-- begin --

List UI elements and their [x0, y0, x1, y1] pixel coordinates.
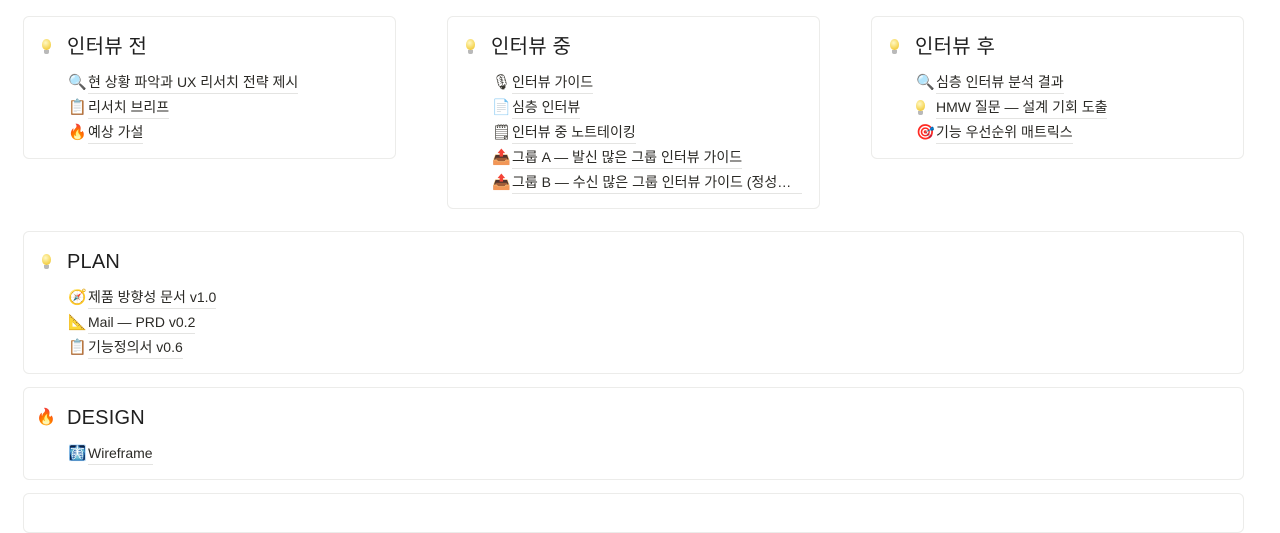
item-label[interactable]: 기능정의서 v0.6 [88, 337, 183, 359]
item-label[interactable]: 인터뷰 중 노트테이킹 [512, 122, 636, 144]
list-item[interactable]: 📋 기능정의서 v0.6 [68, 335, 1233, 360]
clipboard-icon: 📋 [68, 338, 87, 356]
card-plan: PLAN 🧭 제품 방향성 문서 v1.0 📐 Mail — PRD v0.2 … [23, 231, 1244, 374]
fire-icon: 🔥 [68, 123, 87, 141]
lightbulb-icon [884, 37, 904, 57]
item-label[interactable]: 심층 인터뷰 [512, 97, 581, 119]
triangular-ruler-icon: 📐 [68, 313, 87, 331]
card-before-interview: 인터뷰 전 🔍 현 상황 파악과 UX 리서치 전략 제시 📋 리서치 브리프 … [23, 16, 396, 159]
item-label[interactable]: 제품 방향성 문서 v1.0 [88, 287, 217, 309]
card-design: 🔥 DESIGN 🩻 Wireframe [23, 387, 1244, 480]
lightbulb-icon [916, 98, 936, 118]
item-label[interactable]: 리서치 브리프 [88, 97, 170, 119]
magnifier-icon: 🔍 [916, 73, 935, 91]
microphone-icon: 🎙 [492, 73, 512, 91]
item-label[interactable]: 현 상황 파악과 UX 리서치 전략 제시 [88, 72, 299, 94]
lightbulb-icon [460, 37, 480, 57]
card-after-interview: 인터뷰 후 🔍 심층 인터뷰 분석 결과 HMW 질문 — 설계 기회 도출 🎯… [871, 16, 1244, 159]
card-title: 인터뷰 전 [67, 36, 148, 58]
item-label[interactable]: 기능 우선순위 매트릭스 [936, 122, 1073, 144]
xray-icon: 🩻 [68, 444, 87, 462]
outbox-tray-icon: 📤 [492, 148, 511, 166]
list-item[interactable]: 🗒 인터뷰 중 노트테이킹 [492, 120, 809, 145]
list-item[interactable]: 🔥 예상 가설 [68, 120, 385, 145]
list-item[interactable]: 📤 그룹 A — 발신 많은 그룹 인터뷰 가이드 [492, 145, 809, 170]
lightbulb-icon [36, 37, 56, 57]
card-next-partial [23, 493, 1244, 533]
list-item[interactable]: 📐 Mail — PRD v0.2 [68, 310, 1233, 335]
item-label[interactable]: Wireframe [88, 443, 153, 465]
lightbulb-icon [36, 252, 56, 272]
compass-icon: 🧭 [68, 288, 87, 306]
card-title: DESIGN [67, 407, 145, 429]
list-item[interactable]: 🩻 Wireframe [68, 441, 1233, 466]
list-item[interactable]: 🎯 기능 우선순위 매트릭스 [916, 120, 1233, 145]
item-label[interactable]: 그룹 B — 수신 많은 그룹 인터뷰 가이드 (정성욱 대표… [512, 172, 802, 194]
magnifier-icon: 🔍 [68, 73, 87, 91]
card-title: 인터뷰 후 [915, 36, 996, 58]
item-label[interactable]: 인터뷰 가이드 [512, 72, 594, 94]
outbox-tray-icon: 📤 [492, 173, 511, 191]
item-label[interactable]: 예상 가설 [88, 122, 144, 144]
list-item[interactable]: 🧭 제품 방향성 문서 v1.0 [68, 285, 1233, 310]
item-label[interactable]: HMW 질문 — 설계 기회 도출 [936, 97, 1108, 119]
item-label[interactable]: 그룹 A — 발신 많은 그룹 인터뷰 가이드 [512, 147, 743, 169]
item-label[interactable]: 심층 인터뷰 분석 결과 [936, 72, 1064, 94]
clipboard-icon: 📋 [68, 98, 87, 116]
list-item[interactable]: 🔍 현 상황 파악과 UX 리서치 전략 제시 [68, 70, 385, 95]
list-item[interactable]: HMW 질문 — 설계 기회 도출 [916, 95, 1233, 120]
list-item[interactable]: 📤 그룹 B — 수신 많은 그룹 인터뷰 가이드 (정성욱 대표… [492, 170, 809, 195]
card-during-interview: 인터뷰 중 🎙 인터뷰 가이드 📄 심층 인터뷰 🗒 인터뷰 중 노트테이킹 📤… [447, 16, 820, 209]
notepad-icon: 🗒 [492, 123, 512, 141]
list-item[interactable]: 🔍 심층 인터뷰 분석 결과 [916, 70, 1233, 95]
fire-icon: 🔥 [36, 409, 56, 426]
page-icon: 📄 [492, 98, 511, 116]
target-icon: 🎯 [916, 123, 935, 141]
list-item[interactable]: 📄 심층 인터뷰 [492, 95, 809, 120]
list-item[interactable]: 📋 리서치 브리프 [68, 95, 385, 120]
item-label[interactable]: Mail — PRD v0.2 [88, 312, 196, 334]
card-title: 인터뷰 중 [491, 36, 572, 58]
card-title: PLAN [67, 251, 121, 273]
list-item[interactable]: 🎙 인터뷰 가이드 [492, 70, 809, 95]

-- end --

Update the entries above by replacing "Wireframe" with "Prototype" wherever it occurs, keeping every other line as it stands. Omit the pictures from your answer.

• _Answer_:
List UI elements and their [x0, y0, x1, y1] pixel coordinates.
item-label[interactable]: 기능정의서 v0.6 [88, 337, 183, 359]
item-label[interactable]: 인터뷰 중 노트테이킹 [512, 122, 636, 144]
list-item[interactable]: 📋 기능정의서 v0.6 [68, 335, 1233, 360]
clipboard-icon: 📋 [68, 338, 87, 356]
card-plan: PLAN 🧭 제품 방향성 문서 v1.0 📐 Mail — PRD v0.2 … [23, 231, 1244, 374]
fire-icon: 🔥 [68, 123, 87, 141]
lightbulb-icon [884, 37, 904, 57]
item-label[interactable]: 심층 인터뷰 [512, 97, 581, 119]
triangular-ruler-icon: 📐 [68, 313, 87, 331]
card-before-interview: 인터뷰 전 🔍 현 상황 파악과 UX 리서치 전략 제시 📋 리서치 브리프 … [23, 16, 396, 159]
item-label[interactable]: 제품 방향성 문서 v1.0 [88, 287, 217, 309]
card-design: 🔥 DESIGN 🩻 Prototype [23, 387, 1244, 480]
lightbulb-icon [916, 98, 936, 118]
item-label[interactable]: 리서치 브리프 [88, 97, 170, 119]
magnifier-icon: 🔍 [916, 73, 935, 91]
microphone-icon: 🎙 [492, 73, 512, 91]
item-label[interactable]: 현 상황 파악과 UX 리서치 전략 제시 [88, 72, 299, 94]
lightbulb-icon [460, 37, 480, 57]
card-after-interview: 인터뷰 후 🔍 심층 인터뷰 분석 결과 HMW 질문 — 설계 기회 도출 🎯… [871, 16, 1244, 159]
card-title: 인터뷰 전 [67, 36, 148, 58]
item-label[interactable]: 기능 우선순위 매트릭스 [936, 122, 1073, 144]
xray-icon: 🩻 [68, 444, 87, 462]
outbox-tray-icon: 📤 [492, 148, 511, 166]
list-item[interactable]: 🗒 인터뷰 중 노트테이킹 [492, 120, 809, 145]
list-item[interactable]: 🔥 예상 가설 [68, 120, 385, 145]
list-item[interactable]: 📤 그룹 A — 발신 많은 그룹 인터뷰 가이드 [492, 145, 809, 170]
lightbulb-icon [36, 37, 56, 57]
card-next-partial [23, 493, 1244, 533]
list-item[interactable]: 📐 Mail — PRD v0.2 [68, 310, 1233, 335]
item-label[interactable]: Prototype [88, 443, 153, 465]
lightbulb-icon [36, 252, 56, 272]
compass-icon: 🧭 [68, 288, 87, 306]
card-title: DESIGN [67, 407, 145, 429]
list-item[interactable]: 🩻 Prototype [68, 441, 1233, 466]
list-item[interactable]: 🎯 기능 우선순위 매트릭스 [916, 120, 1233, 145]
item-label[interactable]: 그룹 B — 수신 많은 그룹 인터뷰 가이드 (정성욱 대표… [512, 172, 802, 194]
magnifier-icon: 🔍 [68, 73, 87, 91]
card-title: 인터뷰 후 [915, 36, 996, 58]
item-label[interactable]: 인터뷰 가이드 [512, 72, 594, 94]
outbox-tray-icon: 📤 [492, 173, 511, 191]
item-label[interactable]: 예상 가설 [88, 122, 144, 144]
list-item[interactable]: 🧭 제품 방향성 문서 v1.0 [68, 285, 1233, 310]
item-label[interactable]: HMW 질문 — 설계 기회 도출 [936, 97, 1108, 119]
item-label[interactable]: 그룹 A — 발신 많은 그룹 인터뷰 가이드 [512, 147, 743, 169]
item-label[interactable]: 심층 인터뷰 분석 결과 [936, 72, 1064, 94]
clipboard-icon: 📋 [68, 98, 87, 116]
list-item[interactable]: 🔍 현 상황 파악과 UX 리서치 전략 제시 [68, 70, 385, 95]
list-item[interactable]: HMW 질문 — 설계 기회 도출 [916, 95, 1233, 120]
list-item[interactable]: 📤 그룹 B — 수신 많은 그룹 인터뷰 가이드 (정성욱 대표… [492, 170, 809, 195]
card-during-interview: 인터뷰 중 🎙 인터뷰 가이드 📄 심층 인터뷰 🗒 인터뷰 중 노트테이킹 📤… [447, 16, 820, 209]
notepad-icon: 🗒 [492, 123, 512, 141]
list-item[interactable]: 🔍 심층 인터뷰 분석 결과 [916, 70, 1233, 95]
fire-icon: 🔥 [36, 409, 56, 426]
page-icon: 📄 [492, 98, 511, 116]
target-icon: 🎯 [916, 123, 935, 141]
list-item[interactable]: 📄 심층 인터뷰 [492, 95, 809, 120]
list-item[interactable]: 📋 리서치 브리프 [68, 95, 385, 120]
item-label[interactable]: Mail — PRD v0.2 [88, 312, 196, 334]
card-title: 인터뷰 중 [491, 36, 572, 58]
card-title: PLAN [67, 251, 121, 273]
list-item[interactable]: 🎙 인터뷰 가이드 [492, 70, 809, 95]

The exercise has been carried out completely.